Show all lines holding the string "statistics".
▼
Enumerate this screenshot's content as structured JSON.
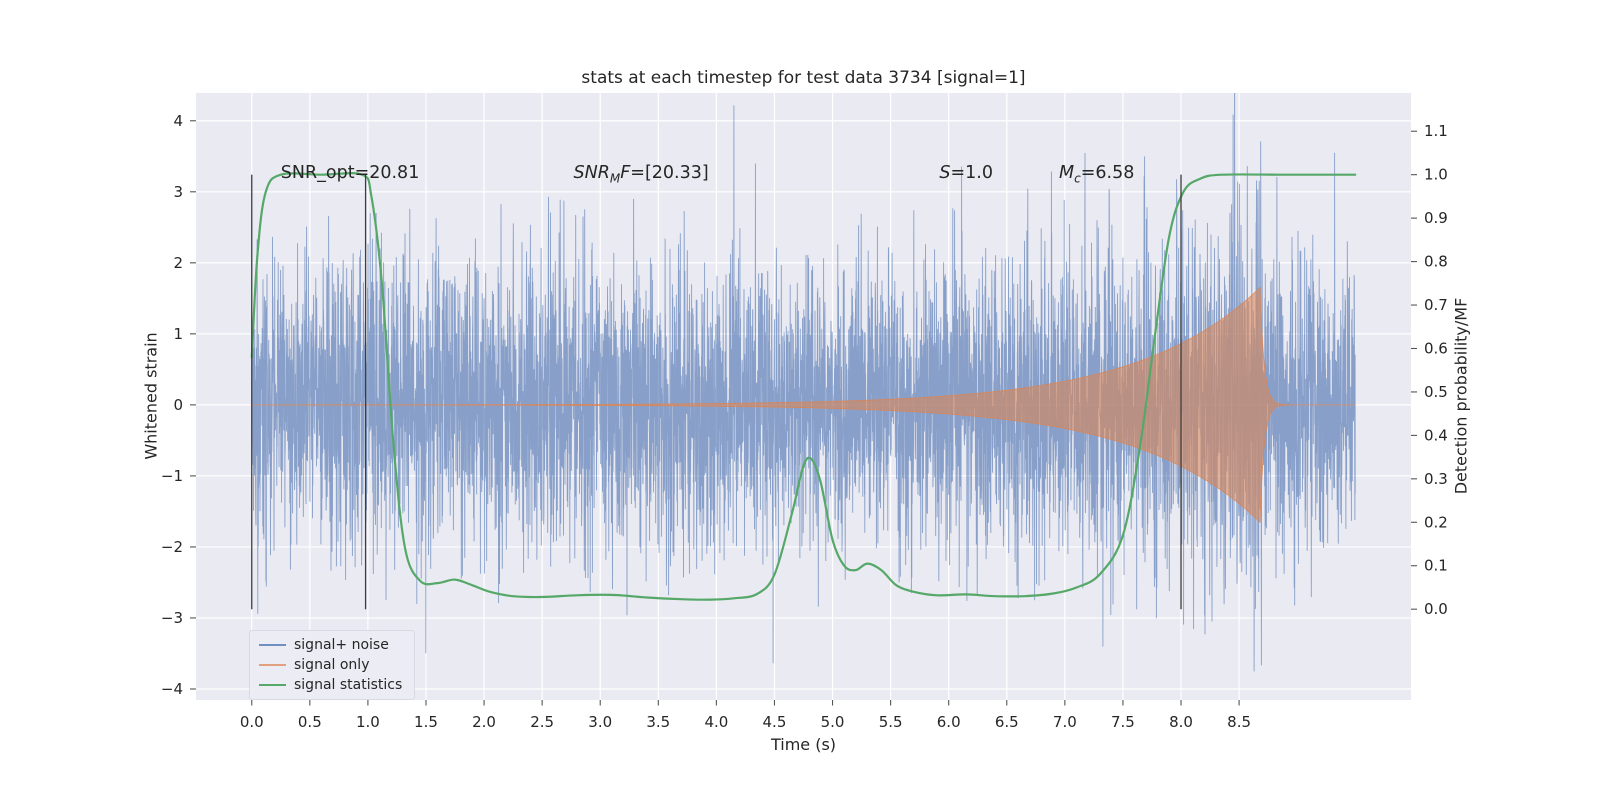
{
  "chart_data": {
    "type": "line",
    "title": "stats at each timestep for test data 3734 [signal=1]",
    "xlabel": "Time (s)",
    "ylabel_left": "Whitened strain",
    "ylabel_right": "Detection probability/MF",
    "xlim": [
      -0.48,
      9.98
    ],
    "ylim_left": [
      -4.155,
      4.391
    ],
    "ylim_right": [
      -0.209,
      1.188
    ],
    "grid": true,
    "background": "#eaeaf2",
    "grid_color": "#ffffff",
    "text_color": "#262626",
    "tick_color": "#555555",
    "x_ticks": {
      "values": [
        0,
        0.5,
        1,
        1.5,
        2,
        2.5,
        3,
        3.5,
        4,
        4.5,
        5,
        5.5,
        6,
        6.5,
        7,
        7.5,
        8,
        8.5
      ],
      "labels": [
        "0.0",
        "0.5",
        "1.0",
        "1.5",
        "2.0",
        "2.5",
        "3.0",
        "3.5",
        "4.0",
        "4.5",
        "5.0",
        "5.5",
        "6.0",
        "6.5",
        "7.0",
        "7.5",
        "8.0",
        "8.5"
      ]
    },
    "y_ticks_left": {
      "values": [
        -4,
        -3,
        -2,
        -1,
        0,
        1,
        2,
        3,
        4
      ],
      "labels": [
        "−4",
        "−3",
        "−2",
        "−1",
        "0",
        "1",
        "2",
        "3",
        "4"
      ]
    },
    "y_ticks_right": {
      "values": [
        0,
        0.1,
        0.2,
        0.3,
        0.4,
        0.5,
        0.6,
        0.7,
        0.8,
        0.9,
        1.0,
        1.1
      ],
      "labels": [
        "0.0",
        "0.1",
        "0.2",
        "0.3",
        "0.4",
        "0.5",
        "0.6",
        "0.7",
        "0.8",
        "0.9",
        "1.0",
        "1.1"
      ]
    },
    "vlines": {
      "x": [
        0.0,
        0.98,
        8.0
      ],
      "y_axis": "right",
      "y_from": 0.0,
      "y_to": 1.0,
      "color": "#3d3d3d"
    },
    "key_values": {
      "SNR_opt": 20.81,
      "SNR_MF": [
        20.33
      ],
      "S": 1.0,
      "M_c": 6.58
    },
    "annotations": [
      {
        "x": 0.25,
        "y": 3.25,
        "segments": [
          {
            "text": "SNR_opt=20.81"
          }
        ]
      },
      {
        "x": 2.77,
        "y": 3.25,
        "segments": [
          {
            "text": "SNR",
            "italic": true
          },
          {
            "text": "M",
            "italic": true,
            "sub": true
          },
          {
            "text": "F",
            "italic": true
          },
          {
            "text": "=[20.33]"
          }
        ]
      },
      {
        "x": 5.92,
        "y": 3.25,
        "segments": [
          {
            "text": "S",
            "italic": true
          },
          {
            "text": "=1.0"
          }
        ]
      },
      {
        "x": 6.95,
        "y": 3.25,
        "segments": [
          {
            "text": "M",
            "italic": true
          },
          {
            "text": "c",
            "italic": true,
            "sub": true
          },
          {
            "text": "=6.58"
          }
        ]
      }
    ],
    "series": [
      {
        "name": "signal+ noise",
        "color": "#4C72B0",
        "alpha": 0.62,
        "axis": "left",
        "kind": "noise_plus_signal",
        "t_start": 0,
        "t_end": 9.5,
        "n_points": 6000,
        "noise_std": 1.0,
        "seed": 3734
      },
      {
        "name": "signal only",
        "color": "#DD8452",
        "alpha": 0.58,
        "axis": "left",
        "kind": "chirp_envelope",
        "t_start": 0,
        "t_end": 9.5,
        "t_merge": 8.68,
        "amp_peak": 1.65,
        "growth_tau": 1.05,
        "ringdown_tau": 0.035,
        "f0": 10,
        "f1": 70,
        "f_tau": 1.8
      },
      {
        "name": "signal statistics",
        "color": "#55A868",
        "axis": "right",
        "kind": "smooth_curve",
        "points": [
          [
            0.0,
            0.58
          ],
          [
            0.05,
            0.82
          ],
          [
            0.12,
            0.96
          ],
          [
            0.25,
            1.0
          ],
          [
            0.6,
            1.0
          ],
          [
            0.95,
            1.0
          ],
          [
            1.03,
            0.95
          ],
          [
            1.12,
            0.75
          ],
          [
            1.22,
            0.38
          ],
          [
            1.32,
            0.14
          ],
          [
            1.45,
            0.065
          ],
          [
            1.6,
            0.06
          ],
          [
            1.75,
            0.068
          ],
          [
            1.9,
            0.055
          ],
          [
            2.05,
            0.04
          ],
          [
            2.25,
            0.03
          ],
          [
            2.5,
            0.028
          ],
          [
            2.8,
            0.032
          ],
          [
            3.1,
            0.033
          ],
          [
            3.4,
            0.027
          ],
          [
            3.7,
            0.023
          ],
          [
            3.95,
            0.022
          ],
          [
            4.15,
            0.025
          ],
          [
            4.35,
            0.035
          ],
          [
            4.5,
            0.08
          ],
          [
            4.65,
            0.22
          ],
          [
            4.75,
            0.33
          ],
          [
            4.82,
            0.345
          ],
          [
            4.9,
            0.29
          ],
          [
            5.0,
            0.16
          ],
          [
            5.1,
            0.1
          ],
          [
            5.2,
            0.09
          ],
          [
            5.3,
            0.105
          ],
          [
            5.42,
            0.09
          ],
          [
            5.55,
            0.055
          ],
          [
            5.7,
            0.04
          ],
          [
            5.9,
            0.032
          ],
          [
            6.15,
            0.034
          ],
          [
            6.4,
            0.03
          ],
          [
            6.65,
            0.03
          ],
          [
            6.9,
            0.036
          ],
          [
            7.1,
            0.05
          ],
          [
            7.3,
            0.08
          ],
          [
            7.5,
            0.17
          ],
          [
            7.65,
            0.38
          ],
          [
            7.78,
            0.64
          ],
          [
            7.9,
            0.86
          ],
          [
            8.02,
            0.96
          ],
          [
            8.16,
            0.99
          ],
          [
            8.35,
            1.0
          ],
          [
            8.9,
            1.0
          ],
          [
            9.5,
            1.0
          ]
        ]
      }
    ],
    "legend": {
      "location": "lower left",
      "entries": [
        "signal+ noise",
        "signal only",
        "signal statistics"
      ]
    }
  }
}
▲
▼
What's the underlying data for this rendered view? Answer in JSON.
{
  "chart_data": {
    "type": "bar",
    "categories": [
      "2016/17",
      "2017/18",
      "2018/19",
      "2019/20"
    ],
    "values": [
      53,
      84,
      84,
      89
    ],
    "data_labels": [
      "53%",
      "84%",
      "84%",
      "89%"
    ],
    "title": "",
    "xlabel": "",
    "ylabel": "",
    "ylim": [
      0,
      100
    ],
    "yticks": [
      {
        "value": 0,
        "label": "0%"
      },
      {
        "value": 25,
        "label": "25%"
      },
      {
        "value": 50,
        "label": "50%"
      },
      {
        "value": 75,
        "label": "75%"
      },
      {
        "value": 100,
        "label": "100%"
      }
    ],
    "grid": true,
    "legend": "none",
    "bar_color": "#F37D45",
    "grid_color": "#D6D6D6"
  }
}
▲
◆ **WRITTEN SOLUTION**:
        "name": "signal statistics",
        "signal statistics"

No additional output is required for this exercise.